EXERCISE DESCRIPTION: Output the data exactly, with every line intact.

STORED ROWS:
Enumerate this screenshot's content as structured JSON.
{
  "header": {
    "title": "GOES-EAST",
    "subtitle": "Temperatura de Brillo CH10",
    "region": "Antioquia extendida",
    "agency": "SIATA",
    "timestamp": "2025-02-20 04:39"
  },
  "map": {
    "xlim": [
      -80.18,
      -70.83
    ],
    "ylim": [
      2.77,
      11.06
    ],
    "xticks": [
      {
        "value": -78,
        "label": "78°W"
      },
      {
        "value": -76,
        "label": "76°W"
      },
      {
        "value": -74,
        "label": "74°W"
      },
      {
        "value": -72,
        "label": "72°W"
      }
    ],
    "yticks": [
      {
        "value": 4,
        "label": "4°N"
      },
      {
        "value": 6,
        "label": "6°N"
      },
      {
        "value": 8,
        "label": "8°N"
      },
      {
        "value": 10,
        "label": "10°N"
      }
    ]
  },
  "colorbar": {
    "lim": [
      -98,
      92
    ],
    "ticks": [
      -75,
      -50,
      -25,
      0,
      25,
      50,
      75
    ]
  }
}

ANSWER FOR THE TASK:
Enumerate this screenshot's content as structured JSON.
{
  "header": {
    "title": "GOES-EAST",
    "subtitle": "Temperatura de Brillo CH10",
    "region": "Antioquia extendida",
    "agency": "SIATA",
    "timestamp": "2025-02-20 04:39"
  },
  "map": {
    "xlim": [
      -80.18,
      -70.83
    ],
    "ylim": [
      2.77,
      11.06
    ],
    "xticks": [
      {
        "value": -78,
        "label": "78°W"
      },
      {
        "value": -76,
        "label": "76°W"
      },
      {
        "value": -74,
        "label": "74°W"
      },
      {
        "value": -72,
        "label": "72°W"
      }
    ],
    "yticks": [
      {
        "value": 4,
        "label": "4°N"
      },
      {
        "value": 6,
        "label": "6°N"
      },
      {
        "value": 8,
        "label": "8°N"
      },
      {
        "value": 10,
        "label": "10°N"
      }
    ]
  },
  "colorbar": {
    "lim": [
      -98,
      92
    ],
    "ticks": [
      -75,
      -50,
      -25,
      0,
      25,
      50,
      75
    ]
  }
}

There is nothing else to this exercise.